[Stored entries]
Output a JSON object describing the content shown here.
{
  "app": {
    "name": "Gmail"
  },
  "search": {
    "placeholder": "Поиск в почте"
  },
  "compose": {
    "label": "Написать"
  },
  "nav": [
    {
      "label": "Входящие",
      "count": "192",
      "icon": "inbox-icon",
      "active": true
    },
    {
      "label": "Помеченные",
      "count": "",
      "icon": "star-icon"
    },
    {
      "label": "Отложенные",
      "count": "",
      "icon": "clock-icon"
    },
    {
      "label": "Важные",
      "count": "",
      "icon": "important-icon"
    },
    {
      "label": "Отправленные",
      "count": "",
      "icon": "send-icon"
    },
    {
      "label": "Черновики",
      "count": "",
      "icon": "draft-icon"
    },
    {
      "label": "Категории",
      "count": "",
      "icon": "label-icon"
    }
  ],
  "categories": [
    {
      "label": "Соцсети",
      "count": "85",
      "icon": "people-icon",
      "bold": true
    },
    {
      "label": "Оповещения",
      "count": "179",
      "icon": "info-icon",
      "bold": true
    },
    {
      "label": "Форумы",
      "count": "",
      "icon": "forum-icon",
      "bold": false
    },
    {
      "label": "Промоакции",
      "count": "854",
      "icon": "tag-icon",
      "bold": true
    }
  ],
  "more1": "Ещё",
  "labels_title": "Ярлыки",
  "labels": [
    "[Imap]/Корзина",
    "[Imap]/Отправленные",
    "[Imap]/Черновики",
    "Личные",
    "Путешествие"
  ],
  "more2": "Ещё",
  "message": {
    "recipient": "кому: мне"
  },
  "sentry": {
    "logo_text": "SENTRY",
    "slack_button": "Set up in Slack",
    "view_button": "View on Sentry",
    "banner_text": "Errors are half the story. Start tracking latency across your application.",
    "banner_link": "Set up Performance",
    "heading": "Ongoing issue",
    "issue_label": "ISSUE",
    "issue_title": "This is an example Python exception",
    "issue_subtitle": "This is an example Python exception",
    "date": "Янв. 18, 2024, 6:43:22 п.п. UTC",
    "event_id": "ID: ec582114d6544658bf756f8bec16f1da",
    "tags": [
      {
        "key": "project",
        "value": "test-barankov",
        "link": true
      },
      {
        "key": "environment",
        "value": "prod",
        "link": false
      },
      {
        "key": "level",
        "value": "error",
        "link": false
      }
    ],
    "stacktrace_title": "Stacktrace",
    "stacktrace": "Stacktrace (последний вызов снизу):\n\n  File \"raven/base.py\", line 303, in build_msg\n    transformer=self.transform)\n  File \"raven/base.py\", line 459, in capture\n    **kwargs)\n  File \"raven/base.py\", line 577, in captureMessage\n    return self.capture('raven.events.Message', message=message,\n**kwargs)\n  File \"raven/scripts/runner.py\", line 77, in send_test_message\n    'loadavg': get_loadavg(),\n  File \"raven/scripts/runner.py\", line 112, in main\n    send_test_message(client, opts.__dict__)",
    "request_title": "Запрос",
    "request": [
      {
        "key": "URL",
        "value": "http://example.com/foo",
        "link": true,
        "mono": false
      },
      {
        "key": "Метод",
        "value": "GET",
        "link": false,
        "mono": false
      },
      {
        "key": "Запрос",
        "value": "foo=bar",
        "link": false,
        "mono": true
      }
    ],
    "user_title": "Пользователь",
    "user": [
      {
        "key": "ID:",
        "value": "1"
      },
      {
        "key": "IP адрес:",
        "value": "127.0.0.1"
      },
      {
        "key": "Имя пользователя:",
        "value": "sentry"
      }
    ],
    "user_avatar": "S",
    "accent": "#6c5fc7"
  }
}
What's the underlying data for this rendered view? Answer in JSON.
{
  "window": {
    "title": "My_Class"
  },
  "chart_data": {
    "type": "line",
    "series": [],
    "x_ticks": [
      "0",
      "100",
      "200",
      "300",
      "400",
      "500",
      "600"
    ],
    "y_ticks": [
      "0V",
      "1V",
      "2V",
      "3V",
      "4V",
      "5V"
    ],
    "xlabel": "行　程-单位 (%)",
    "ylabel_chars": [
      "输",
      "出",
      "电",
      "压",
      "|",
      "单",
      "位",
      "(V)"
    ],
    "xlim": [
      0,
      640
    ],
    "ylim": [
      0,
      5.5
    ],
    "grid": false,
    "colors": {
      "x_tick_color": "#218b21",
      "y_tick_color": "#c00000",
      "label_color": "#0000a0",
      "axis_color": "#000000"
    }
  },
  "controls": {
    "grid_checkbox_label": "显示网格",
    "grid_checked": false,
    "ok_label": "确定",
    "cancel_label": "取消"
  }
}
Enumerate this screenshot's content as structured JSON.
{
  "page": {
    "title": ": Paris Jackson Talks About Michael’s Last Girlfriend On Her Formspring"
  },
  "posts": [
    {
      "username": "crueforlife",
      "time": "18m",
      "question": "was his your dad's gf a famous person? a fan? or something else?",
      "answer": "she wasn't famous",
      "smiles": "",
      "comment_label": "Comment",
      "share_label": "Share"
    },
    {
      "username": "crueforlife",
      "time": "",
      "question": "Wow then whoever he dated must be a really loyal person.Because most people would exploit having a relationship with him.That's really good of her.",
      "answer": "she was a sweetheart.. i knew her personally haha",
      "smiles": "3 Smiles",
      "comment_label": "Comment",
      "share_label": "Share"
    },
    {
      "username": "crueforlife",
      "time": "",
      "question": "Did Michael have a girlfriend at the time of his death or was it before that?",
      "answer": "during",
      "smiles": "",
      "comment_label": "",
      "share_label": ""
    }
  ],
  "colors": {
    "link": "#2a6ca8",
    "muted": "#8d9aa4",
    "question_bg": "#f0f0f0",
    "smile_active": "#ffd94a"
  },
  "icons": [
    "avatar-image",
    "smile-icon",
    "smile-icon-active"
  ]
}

- _Instruction_
All the entries above need to be reproduced exactly.

- _Answer to the task_
Output a JSON object describing the content shown here.
{
  "app": {
    "name": "Gmail"
  },
  "search": {
    "placeholder": "Поиск в почте"
  },
  "compose": {
    "label": "Написать"
  },
  "nav": [
    {
      "label": "Входящие",
      "count": "192",
      "icon": "inbox-icon",
      "active": true
    },
    {
      "label": "Помеченные",
      "count": "",
      "icon": "star-icon"
    },
    {
      "label": "Отложенные",
      "count": "",
      "icon": "clock-icon"
    },
    {
      "label": "Важные",
      "count": "",
      "icon": "important-icon"
    },
    {
      "label": "Отправленные",
      "count": "",
      "icon": "send-icon"
    },
    {
      "label": "Черновики",
      "count": "",
      "icon": "draft-icon"
    },
    {
      "label": "Категории",
      "count": "",
      "icon": "label-icon"
    }
  ],
  "categories": [
    {
      "label": "Соцсети",
      "count": "85",
      "icon": "people-icon",
      "bold": true
    },
    {
      "label": "Оповещения",
      "count": "179",
      "icon": "info-icon",
      "bold": true
    },
    {
      "label": "Форумы",
      "count": "",
      "icon": "forum-icon",
      "bold": false
    },
    {
      "label": "Промоакции",
      "count": "854",
      "icon": "tag-icon",
      "bold": true
    }
  ],
  "more1": "Ещё",
  "labels_title": "Ярлыки",
  "labels": [
    "[Imap]/Корзина",
    "[Imap]/Отправленные",
    "[Imap]/Черновики",
    "Личные",
    "Путешествие"
  ],
  "more2": "Ещё",
  "message": {
    "recipient": "кому: мне"
  },
  "sentry": {
    "logo_text": "SENTRY",
    "slack_button": "Set up in Slack",
    "view_button": "View on Sentry",
    "banner_text": "Errors are half the story. Start tracking latency across your application.",
    "banner_link": "Set up Performance",
    "heading": "Ongoing issue",
    "issue_label": "ISSUE",
    "issue_title": "This is an example Python exception",
    "issue_subtitle": "This is an example Python exception",
    "date": "Янв. 18, 2024, 6:43:22 п.п. UTC",
    "event_id": "ID: ec582114d6544658bf756f8bec16f1da",
    "tags": [
      {
        "key": "project",
        "value": "test-barankov",
        "link": true
      },
      {
        "key": "environment",
        "value": "prod",
        "link": false
      },
      {
        "key": "level",
        "value": "error",
        "link": false
      }
    ],
    "stacktrace_title": "Stacktrace",
    "stacktrace": "Stacktrace (последний вызов снизу):\n\n  File \"raven/base.py\", line 303, in build_msg\n    transformer=self.transform)\n  File \"raven/base.py\", line 459, in capture\n    **kwargs)\n  File \"raven/base.py\", line 577, in captureMessage\n    return self.capture('raven.events.Message', message=message,\n**kwargs)\n  File \"raven/scripts/runner.py\", line 77, in send_test_message\n    'loadavg': get_loadavg(),\n  File \"raven/scripts/runner.py\", line 112, in main\n    send_test_message(client, opts.__dict__)",
    "request_title": "Запрос",
    "request": [
      {
        "key": "URL",
        "value": "http://example.com/foo",
        "link": true,
        "mono": false
      },
      {
        "key": "Метод",
        "value": "GET",
        "link": false,
        "mono": false
      },
      {
        "key": "Запрос",
        "value": "foo=bar",
        "link": false,
        "mono": true
      }
    ],
    "user_title": "Пользователь",
    "user": [
      {
        "key": "ID:",
        "value": "1"
      },
      {
        "key": "IP адрес:",
        "value": "127.0.0.1"
      },
      {
        "key": "Имя пользователя:",
        "value": "sentry"
      }
    ],
    "user_avatar": "S",
    "accent": "#6c5fc7"
  }
}
What's the underlying data for this rendered view? Answer in JSON.
{
  "window": {
    "title": "My_Class"
  },
  "chart_data": {
    "type": "line",
    "series": [],
    "x_ticks": [
      "0",
      "100",
      "200",
      "300",
      "400",
      "500",
      "600"
    ],
    "y_ticks": [
      "0V",
      "1V",
      "2V",
      "3V",
      "4V",
      "5V"
    ],
    "xlabel": "行　程-单位 (%)",
    "ylabel_chars": [
      "输",
      "出",
      "电",
      "压",
      "|",
      "单",
      "位",
      "(V)"
    ],
    "xlim": [
      0,
      640
    ],
    "ylim": [
      0,
      5.5
    ],
    "grid": false,
    "colors": {
      "x_tick_color": "#218b21",
      "y_tick_color": "#c00000",
      "label_color": "#0000a0",
      "axis_color": "#000000"
    }
  },
  "controls": {
    "grid_checkbox_label": "显示网格",
    "grid_checked": false,
    "ok_label": "确定",
    "cancel_label": "取消"
  }
}
Enumerate this screenshot's content as structured JSON.
{
  "page": {
    "title": ": Paris Jackson Talks About Michael’s Last Girlfriend On Her Formspring"
  },
  "posts": [
    {
      "username": "crueforlife",
      "time": "18m",
      "question": "was his your dad's gf a famous person? a fan? or something else?",
      "answer": "she wasn't famous",
      "smiles": "",
      "comment_label": "Comment",
      "share_label": "Share"
    },
    {
      "username": "crueforlife",
      "time": "",
      "question": "Wow then whoever he dated must be a really loyal person.Because most people would exploit having a relationship with him.That's really good of her.",
      "answer": "she was a sweetheart.. i knew her personally haha",
      "smiles": "3 Smiles",
      "comment_label": "Comment",
      "share_label": "Share"
    },
    {
      "username": "crueforlife",
      "time": "",
      "question": "Did Michael have a girlfriend at the time of his death or was it before that?",
      "answer": "during",
      "smiles": "",
      "comment_label": "",
      "share_label": ""
    }
  ],
  "colors": {
    "link": "#2a6ca8",
    "muted": "#8d9aa4",
    "question_bg": "#f0f0f0",
    "smile_active": "#ffd94a"
  },
  "icons": [
    "avatar-image",
    "smile-icon",
    "smile-icon-active"
  ]
}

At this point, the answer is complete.